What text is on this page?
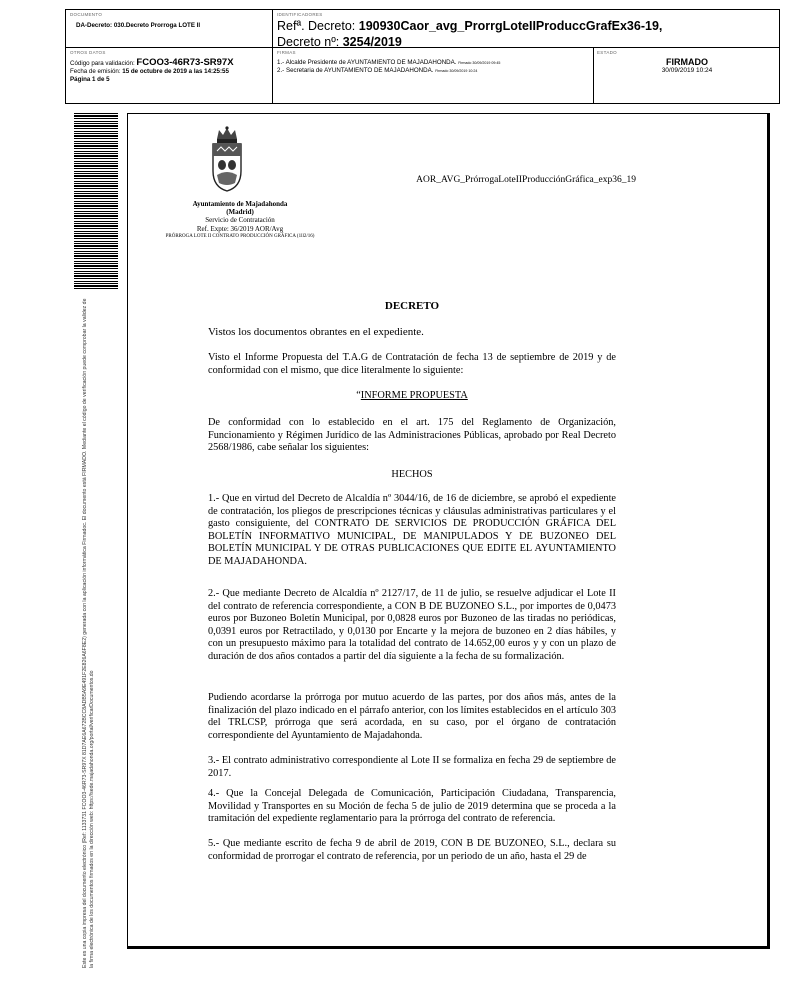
DOCUMENTO
DA-Decreto: 030.Decreto Prorroga LOTE II
IDENTIFICADORES
Refª. Decreto: 190930Caor_avg_ProrrgLoteIIProduccGrafEx36-19,
Decreto nº: 3254/2019
OTROS DATOS
Código para validación: FCOO3-46R73-SR97X
Fecha de emisión: 15 de octubre de 2019 a las 14:25:55
Página 1 de 5
FIRMAS
1.- Alcalde Presidente de AYUNTAMIENTO DE MAJADAHONDA. Firmado 30/09/2019 09:45
2.- Secretaria de AYUNTAMIENTO DE MAJADAHONDA. Firmado 30/09/2019 10:24
ESTADO
FIRMADO
30/09/2019 10:24
Este es una copia impresa del documento electrónico (Ref: 1133731 FCOO3-46R73-SR97X 81D7AE6A672BCC8ADB5A9E491F2E826A6F8E2) generada con la aplicación informática Firmadoc. El documento está FIRMADO. Mediante el código de verificación puede comprobar la validez de la firma electrónica de los documentos firmados en la dirección web: https://sede.majadahonda.org/portal/verificarDocumentos.do
Ayuntamiento de Majadahonda
(Madrid)
Servicio de Contratación
Ref. Expte: 36/2019 AOR/Avg
PRÓRROGA LOTE II CONTRATO PRODUCCIÓN GRÁFICA (1ll2/16)
AOR_AVG_PrórrogaLoteIIProducciónGráfica_exp36_19
DECRETO

Vistos los documentos obrantes en el expediente.

Visto el Informe Propuesta del T.A.G de Contratación de fecha 13 de septiembre de 2019 y de conformidad con el mismo, que dice literalmente lo siguiente:

“INFORME PROPUESTA

De conformidad con lo establecido en el art. 175 del Reglamento de Organización, Funcionamiento y Régimen Jurídico de las Administraciones Públicas, aprobado por Real Decreto 2568/1986, cabe señalar los siguientes:

HECHOS

1.- Que en virtud del Decreto de Alcaldía nº 3044/16, de 16 de diciembre, se aprobó el expediente de contratación, los pliegos de prescripciones técnicas y cláusulas administrativas particulares y el gasto consiguiente, del CONTRATO DE SERVICIOS DE PRODUCCIÓN GRÁFICA DEL BOLETÍN INFORMATIVO MUNICIPAL, DE MANIPULADOS Y DE BUZONEO DEL BOLETÍN MUNICIPAL Y DE OTRAS PUBLICACIONES QUE EDITE EL AYUNTAMIENTO DE MAJADAHONDA.

2.- Que mediante Decreto de Alcaldía nº 2127/17, de 11 de julio, se resuelve adjudicar el Lote II del contrato de referencia correspondiente, a CON B DE BUZONEO S.L., por importes de 0,0473 euros por Buzoneo Boletín Municipal, por 0,0828 euros por Buzoneo de las tiradas no periódicas, 0,0391 euros por Retractilado, y 0,0130 por Encarte y la mejora de buzoneo en 2 días hábiles, y con un presupuesto máximo para la totalidad del contrato de 14.652,00 euros y y con un plazo de duración de dos años contados a partir del día siguiente a la fecha de su formalización.

Pudiendo acordarse la prórroga por mutuo acuerdo de las partes, por dos años más, antes de la finalización del plazo indicado en el párrafo anterior, con los límites establecidos en el artículo 303 del TRLCSP, prórroga que será acordada, en su caso, por el órgano de contratación correspondiente del Ayuntamiento de Majadahonda.

3.- El contrato administrativo correspondiente al Lote II se formaliza en fecha 29 de septiembre de 2017.

4.- Que la Concejal Delegada de Comunicación, Participación Ciudadana, Transparencia, Movilidad y Transportes en su Moción de fecha 5 de julio de 2019 determina que se proceda a la tramitación del expediente reglamentario para la prórroga del contrato de referencia.

5.- Que mediante escrito de fecha 9 de abril de 2019, CON B DE BUZONEO, S.L., declara su conformidad de prorrogar el contrato de referencia, por un periodo de un año, hasta el 29 de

★ ★ ★ ★

§ **WHAT IS BEING ASKED**: Look above for every line with the word "expediente" and copy it.

§ **OUTPUT OF THE TASK**:
Vistos los documentos obrantes en el expediente.
1.- Que en virtud del Decreto de Alcaldía nº 3044/16, de 16 de diciembre, se aprobó el expediente de contratación, los pliegos de prescripciones técnicas y cláusulas administrativas particulares y el gasto consiguiente, del CONTRATO DE SERVICIOS DE PRODUCCIÓN GRÁFICA DEL BOLETÍN INFORMATIVO MUNICIPAL, DE MANIPULADOS Y DE BUZONEO DEL BOLETÍN MUNICIPAL Y DE OTRAS PUBLICACIONES QUE EDITE EL AYUNTAMIENTO DE MAJADAHONDA.
4.- Que la Concejal Delegada de Comunicación, Participación Ciudadana, Transparencia, Movilidad y Transportes en su Moción de fecha 5 de julio de 2019 determina que se proceda a la tramitación del expediente reglamentario para la prórroga del contrato de referencia.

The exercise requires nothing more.